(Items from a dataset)
□ □ □
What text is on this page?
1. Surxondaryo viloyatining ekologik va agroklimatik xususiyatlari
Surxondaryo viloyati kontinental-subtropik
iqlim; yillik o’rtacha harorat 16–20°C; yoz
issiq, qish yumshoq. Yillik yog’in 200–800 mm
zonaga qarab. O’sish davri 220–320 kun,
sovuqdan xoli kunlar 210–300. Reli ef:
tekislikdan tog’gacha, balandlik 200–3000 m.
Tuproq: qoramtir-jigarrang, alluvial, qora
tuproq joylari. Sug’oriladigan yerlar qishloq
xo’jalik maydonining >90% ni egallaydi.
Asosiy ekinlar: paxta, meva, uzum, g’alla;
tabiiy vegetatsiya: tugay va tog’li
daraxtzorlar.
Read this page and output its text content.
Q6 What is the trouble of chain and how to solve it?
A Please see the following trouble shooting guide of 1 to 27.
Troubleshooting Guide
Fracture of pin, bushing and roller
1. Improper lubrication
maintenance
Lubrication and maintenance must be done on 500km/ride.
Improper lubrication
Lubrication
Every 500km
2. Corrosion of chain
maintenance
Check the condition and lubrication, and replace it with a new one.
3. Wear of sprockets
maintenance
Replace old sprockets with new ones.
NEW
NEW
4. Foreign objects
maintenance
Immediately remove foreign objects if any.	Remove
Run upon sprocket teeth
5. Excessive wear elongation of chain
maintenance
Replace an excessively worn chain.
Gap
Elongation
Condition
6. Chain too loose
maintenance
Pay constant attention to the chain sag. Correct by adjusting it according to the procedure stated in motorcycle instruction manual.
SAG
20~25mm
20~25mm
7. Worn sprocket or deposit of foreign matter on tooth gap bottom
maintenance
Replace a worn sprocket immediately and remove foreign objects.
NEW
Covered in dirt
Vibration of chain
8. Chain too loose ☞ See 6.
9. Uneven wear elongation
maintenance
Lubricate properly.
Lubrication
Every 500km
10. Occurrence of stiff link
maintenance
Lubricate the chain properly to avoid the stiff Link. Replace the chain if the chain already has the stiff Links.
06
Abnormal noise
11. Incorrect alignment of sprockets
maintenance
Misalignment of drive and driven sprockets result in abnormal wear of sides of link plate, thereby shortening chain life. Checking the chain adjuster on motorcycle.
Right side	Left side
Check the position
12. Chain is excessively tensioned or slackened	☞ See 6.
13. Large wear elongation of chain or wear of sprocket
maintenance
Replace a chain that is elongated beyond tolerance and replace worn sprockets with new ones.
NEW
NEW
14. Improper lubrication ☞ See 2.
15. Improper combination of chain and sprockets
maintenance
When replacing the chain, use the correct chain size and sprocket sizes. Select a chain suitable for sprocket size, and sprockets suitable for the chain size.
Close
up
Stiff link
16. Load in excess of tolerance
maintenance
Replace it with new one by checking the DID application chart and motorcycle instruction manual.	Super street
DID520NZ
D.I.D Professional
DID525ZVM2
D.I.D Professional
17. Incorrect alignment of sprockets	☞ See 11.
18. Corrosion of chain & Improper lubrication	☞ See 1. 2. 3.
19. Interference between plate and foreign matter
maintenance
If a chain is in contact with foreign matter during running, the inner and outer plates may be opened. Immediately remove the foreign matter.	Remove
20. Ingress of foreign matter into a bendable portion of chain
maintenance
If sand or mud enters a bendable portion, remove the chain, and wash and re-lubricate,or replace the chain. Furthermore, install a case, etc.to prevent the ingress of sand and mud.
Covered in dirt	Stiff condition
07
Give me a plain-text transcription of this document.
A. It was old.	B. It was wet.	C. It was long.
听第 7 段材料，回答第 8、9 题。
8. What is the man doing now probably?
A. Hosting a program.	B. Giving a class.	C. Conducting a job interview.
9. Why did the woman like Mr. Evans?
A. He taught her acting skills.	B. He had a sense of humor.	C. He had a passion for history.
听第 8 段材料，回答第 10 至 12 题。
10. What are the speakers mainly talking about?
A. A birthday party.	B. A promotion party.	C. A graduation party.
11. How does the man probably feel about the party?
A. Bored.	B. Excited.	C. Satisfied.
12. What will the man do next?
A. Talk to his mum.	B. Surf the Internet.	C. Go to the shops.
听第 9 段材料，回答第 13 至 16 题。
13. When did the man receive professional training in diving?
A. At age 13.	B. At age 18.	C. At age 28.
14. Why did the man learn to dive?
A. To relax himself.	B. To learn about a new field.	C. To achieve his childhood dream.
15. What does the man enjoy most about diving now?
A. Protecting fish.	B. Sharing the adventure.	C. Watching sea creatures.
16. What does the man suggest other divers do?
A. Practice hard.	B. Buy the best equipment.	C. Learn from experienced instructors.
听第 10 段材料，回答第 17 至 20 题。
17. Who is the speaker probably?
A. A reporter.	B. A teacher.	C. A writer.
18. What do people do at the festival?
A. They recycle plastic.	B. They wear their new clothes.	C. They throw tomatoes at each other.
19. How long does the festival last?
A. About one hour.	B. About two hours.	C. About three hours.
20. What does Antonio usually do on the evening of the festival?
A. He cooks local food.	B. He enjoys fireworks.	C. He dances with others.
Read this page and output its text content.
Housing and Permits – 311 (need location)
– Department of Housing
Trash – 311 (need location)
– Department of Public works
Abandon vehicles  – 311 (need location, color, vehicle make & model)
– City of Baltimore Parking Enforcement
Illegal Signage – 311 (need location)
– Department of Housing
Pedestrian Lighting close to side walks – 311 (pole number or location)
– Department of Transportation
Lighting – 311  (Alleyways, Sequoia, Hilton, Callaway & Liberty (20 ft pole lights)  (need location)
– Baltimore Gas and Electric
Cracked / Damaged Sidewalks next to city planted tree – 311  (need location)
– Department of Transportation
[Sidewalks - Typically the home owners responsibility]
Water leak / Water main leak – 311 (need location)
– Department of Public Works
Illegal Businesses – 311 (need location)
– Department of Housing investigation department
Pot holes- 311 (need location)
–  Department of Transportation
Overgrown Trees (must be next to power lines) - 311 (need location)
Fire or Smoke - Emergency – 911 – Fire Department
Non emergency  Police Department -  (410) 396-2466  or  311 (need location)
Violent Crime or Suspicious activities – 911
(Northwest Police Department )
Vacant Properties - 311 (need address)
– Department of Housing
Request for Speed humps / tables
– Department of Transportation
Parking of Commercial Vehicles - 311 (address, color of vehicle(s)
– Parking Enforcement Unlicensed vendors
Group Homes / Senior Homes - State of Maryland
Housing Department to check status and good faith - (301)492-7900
□ □ □
_THE PROBLEM_.
Write out every record, exactly as written.

_EXERCISE OUTPUT_.
What text is on this page?
1. Surxondaryo viloyatining ekologik va agroklimatik xususiyatlari
Surxondaryo viloyati kontinental-subtropik
iqlim; yillik o’rtacha harorat 16–20°C; yoz
issiq, qish yumshoq. Yillik yog’in 200–800 mm
zonaga qarab. O’sish davri 220–320 kun,
sovuqdan xoli kunlar 210–300. Reli ef:
tekislikdan tog’gacha, balandlik 200–3000 m.
Tuproq: qoramtir-jigarrang, alluvial, qora
tuproq joylari. Sug’oriladigan yerlar qishloq
xo’jalik maydonining >90% ni egallaydi.
Asosiy ekinlar: paxta, meva, uzum, g’alla;
tabiiy vegetatsiya: tugay va tog’li
daraxtzorlar.
Read this page and output its text content.
Q6 What is the trouble of chain and how to solve it?
A Please see the following trouble shooting guide of 1 to 27.
Troubleshooting Guide
Fracture of pin, bushing and roller
1. Improper lubrication
maintenance
Lubrication and maintenance must be done on 500km/ride.
Improper lubrication
Lubrication
Every 500km
2. Corrosion of chain
maintenance
Check the condition and lubrication, and replace it with a new one.
3. Wear of sprockets
maintenance
Replace old sprockets with new ones.
NEW
NEW
4. Foreign objects
maintenance
Immediately remove foreign objects if any.	Remove
Run upon sprocket teeth
5. Excessive wear elongation of chain
maintenance
Replace an excessively worn chain.
Gap
Elongation
Condition
6. Chain too loose
maintenance
Pay constant attention to the chain sag. Correct by adjusting it according to the procedure stated in motorcycle instruction manual.
SAG
20~25mm
20~25mm
7. Worn sprocket or deposit of foreign matter on tooth gap bottom
maintenance
Replace a worn sprocket immediately and remove foreign objects.
NEW
Covered in dirt
Vibration of chain
8. Chain too loose ☞ See 6.
9. Uneven wear elongation
maintenance
Lubricate properly.
Lubrication
Every 500km
10. Occurrence of stiff link
maintenance
Lubricate the chain properly to avoid the stiff Link. Replace the chain if the chain already has the stiff Links.
06
Abnormal noise
11. Incorrect alignment of sprockets
maintenance
Misalignment of drive and driven sprockets result in abnormal wear of sides of link plate, thereby shortening chain life. Checking the chain adjuster on motorcycle.
Right side	Left side
Check the position
12. Chain is excessively tensioned or slackened	☞ See 6.
13. Large wear elongation of chain or wear of sprocket
maintenance
Replace a chain that is elongated beyond tolerance and replace worn sprockets with new ones.
NEW
NEW
14. Improper lubrication ☞ See 2.
15. Improper combination of chain and sprockets
maintenance
When replacing the chain, use the correct chain size and sprocket sizes. Select a chain suitable for sprocket size, and sprockets suitable for the chain size.
Close
up
Stiff link
16. Load in excess of tolerance
maintenance
Replace it with new one by checking the DID application chart and motorcycle instruction manual.	Super street
DID520NZ
D.I.D Professional
DID525ZVM2
D.I.D Professional
17. Incorrect alignment of sprockets	☞ See 11.
18. Corrosion of chain & Improper lubrication	☞ See 1. 2. 3.
19. Interference between plate and foreign matter
maintenance
If a chain is in contact with foreign matter during running, the inner and outer plates may be opened. Immediately remove the foreign matter.	Remove
20. Ingress of foreign matter into a bendable portion of chain
maintenance
If sand or mud enters a bendable portion, remove the chain, and wash and re-lubricate,or replace the chain. Furthermore, install a case, etc.to prevent the ingress of sand and mud.
Covered in dirt	Stiff condition
07
Give me a plain-text transcription of this document.
A. It was old.	B. It was wet.	C. It was long.
听第 7 段材料，回答第 8、9 题。
8. What is the man doing now probably?
A. Hosting a program.	B. Giving a class.	C. Conducting a job interview.
9. Why did the woman like Mr. Evans?
A. He taught her acting skills.	B. He had a sense of humor.	C. He had a passion for history.
听第 8 段材料，回答第 10 至 12 题。
10. What are the speakers mainly talking about?
A. A birthday party.	B. A promotion party.	C. A graduation party.
11. How does the man probably feel about the party?
A. Bored.	B. Excited.	C. Satisfied.
12. What will the man do next?
A. Talk to his mum.	B. Surf the Internet.	C. Go to the shops.
听第 9 段材料，回答第 13 至 16 题。
13. When did the man receive professional training in diving?
A. At age 13.	B. At age 18.	C. At age 28.
14. Why did the man learn to dive?
A. To relax himself.	B. To learn about a new field.	C. To achieve his childhood dream.
15. What does the man enjoy most about diving now?
A. Protecting fish.	B. Sharing the adventure.	C. Watching sea creatures.
16. What does the man suggest other divers do?
A. Practice hard.	B. Buy the best equipment.	C. Learn from experienced instructors.
听第 10 段材料，回答第 17 至 20 题。
17. Who is the speaker probably?
A. A reporter.	B. A teacher.	C. A writer.
18. What do people do at the festival?
A. They recycle plastic.	B. They wear their new clothes.	C. They throw tomatoes at each other.
19. How long does the festival last?
A. About one hour.	B. About two hours.	C. About three hours.
20. What does Antonio usually do on the evening of the festival?
A. He cooks local food.	B. He enjoys fireworks.	C. He dances with others.
Read this page and output its text content.
Housing and Permits – 311 (need location)
– Department of Housing
Trash – 311 (need location)
– Department of Public works
Abandon vehicles  – 311 (need location, color, vehicle make & model)
– City of Baltimore Parking Enforcement
Illegal Signage – 311 (need location)
– Department of Housing
Pedestrian Lighting close to side walks – 311 (pole number or location)
– Department of Transportation
Lighting – 311  (Alleyways, Sequoia, Hilton, Callaway & Liberty (20 ft pole lights)  (need location)
– Baltimore Gas and Electric
Cracked / Damaged Sidewalks next to city planted tree – 311  (need location)
– Department of Transportation
[Sidewalks - Typically the home owners responsibility]
Water leak / Water main leak – 311 (need location)
– Department of Public Works
Illegal Businesses – 311 (need location)
– Department of Housing investigation department
Pot holes- 311 (need location)
–  Department of Transportation
Overgrown Trees (must be next to power lines) - 311 (need location)
Fire or Smoke - Emergency – 911 – Fire Department
Non emergency  Police Department -  (410) 396-2466  or  311 (need location)
Violent Crime or Suspicious activities – 911
(Northwest Police Department )
Vacant Properties - 311 (need address)
– Department of Housing
Request for Speed humps / tables
– Department of Transportation
Parking of Commercial Vehicles - 311 (address, color of vehicle(s)
– Parking Enforcement Unlicensed vendors
Group Homes / Senior Homes - State of Maryland
Housing Department to check status and good faith - (301)492-7900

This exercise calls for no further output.